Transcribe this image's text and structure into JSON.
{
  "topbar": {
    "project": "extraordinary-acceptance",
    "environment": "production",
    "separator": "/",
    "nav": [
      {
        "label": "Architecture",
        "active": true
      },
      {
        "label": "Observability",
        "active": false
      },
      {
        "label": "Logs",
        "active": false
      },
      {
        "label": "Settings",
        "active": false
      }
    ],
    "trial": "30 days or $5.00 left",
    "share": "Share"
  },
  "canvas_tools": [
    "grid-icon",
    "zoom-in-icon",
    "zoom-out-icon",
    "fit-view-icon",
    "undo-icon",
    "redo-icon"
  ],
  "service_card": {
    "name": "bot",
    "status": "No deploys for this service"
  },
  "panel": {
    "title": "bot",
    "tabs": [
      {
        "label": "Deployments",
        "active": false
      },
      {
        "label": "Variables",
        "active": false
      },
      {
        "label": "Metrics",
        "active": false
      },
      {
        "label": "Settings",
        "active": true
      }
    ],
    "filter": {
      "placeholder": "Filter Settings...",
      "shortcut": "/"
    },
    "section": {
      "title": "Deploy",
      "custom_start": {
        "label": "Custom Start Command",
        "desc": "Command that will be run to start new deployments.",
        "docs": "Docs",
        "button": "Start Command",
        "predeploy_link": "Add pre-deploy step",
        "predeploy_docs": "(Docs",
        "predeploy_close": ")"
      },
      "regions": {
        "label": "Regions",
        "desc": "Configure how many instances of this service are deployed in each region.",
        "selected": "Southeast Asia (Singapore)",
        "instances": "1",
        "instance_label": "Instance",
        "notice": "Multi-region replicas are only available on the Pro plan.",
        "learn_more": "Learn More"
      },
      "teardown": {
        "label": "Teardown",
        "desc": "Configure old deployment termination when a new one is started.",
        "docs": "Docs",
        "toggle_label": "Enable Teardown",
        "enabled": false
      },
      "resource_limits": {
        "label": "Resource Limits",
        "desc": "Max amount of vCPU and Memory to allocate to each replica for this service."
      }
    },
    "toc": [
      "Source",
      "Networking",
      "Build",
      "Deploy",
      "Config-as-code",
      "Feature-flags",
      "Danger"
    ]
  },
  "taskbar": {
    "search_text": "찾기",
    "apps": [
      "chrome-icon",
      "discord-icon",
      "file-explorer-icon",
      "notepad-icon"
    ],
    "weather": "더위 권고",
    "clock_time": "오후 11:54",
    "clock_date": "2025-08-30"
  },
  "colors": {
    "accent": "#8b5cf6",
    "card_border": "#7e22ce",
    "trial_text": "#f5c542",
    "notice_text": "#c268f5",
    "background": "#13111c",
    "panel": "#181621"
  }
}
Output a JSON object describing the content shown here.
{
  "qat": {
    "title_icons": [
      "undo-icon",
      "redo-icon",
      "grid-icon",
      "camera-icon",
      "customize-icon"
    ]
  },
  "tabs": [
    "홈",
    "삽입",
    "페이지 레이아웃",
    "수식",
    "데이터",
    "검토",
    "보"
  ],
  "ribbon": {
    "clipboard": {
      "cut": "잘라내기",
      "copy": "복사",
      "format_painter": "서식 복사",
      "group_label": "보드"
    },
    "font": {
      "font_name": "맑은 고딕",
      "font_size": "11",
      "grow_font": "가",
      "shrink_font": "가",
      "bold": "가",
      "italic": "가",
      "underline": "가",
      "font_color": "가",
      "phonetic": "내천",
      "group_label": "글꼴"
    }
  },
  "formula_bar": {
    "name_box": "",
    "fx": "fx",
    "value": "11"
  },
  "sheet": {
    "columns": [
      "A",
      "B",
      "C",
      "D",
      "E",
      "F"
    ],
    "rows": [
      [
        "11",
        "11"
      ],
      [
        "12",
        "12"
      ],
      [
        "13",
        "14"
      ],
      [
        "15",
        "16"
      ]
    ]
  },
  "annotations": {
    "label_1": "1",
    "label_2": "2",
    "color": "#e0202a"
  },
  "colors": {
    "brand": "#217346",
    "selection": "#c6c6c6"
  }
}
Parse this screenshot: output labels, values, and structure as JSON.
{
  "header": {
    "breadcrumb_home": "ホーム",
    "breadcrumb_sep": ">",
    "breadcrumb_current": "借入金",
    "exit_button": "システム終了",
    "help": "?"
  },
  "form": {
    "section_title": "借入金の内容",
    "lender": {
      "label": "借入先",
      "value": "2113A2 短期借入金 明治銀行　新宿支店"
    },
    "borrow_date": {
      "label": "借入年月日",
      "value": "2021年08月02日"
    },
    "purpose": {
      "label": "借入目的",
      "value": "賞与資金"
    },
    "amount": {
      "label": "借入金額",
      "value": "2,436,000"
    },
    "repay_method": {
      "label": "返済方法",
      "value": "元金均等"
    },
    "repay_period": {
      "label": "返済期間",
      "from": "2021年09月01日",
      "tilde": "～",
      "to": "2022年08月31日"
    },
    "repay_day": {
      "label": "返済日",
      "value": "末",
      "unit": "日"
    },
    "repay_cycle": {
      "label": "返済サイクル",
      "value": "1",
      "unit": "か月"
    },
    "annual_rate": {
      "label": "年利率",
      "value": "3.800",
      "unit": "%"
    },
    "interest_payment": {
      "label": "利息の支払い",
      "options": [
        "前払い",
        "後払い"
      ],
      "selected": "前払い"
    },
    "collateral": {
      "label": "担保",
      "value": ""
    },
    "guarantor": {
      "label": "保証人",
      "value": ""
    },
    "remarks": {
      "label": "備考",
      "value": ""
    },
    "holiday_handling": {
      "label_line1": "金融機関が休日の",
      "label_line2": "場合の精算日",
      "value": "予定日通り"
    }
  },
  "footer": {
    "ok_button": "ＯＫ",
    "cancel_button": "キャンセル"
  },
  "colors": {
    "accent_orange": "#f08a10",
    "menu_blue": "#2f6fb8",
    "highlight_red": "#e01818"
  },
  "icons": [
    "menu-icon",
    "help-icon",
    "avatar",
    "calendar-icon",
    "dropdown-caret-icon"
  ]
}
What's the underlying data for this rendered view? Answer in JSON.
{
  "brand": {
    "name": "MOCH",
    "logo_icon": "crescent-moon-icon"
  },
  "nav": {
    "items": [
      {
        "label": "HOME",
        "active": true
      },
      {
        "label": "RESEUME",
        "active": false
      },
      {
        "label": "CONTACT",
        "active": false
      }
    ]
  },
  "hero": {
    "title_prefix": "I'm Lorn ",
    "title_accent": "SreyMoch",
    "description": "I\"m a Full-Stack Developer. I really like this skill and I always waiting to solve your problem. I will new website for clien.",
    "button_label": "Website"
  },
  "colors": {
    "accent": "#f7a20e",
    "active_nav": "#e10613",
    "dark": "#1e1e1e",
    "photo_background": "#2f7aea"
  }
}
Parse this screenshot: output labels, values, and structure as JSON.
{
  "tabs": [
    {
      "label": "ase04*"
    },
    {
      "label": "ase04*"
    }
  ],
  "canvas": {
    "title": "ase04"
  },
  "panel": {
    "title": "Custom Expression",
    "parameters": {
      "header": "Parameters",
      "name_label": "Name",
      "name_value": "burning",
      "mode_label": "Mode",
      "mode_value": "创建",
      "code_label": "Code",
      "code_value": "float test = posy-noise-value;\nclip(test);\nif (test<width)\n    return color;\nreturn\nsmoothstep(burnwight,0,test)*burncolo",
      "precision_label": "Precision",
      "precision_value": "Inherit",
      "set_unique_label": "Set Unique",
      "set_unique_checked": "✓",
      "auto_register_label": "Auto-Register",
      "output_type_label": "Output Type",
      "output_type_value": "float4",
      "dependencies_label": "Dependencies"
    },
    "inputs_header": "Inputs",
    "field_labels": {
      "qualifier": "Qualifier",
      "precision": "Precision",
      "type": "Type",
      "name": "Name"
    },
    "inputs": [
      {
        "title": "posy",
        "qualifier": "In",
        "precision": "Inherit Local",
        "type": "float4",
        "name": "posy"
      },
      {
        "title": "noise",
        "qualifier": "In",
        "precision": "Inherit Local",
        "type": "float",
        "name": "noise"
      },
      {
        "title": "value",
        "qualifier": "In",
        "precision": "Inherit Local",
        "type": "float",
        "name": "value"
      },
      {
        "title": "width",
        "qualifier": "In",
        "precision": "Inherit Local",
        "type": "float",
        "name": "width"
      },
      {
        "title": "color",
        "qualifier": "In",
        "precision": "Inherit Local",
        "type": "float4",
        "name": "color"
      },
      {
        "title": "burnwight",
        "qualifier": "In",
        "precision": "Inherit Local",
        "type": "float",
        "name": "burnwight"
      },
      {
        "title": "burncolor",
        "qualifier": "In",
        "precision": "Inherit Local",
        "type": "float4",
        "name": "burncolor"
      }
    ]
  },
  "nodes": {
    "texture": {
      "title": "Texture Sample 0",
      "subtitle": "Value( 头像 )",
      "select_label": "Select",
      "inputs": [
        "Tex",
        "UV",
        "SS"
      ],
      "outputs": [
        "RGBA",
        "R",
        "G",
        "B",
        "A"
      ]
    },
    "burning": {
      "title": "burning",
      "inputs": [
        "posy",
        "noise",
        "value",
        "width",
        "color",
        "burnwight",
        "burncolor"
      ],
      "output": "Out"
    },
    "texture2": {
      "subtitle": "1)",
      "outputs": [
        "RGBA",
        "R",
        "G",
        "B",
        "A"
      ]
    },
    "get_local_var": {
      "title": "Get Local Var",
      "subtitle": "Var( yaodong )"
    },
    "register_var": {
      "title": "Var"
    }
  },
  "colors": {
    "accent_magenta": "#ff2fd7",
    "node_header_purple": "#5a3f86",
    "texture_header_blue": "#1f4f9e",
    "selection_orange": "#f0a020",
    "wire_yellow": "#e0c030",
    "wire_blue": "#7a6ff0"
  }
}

====================

= PROBLEM =
Extract all lines that hold the word "posy".

= ANSWER TO THE PROBLEM =
      "code_value": "float test = posy-noise-value;\nclip(test);\nif (test<width)\n    return color;\nreturn\nsmoothstep(burnwight,0,test)*burncolo",
        "title": "posy",
        "name": "posy"
        "posy",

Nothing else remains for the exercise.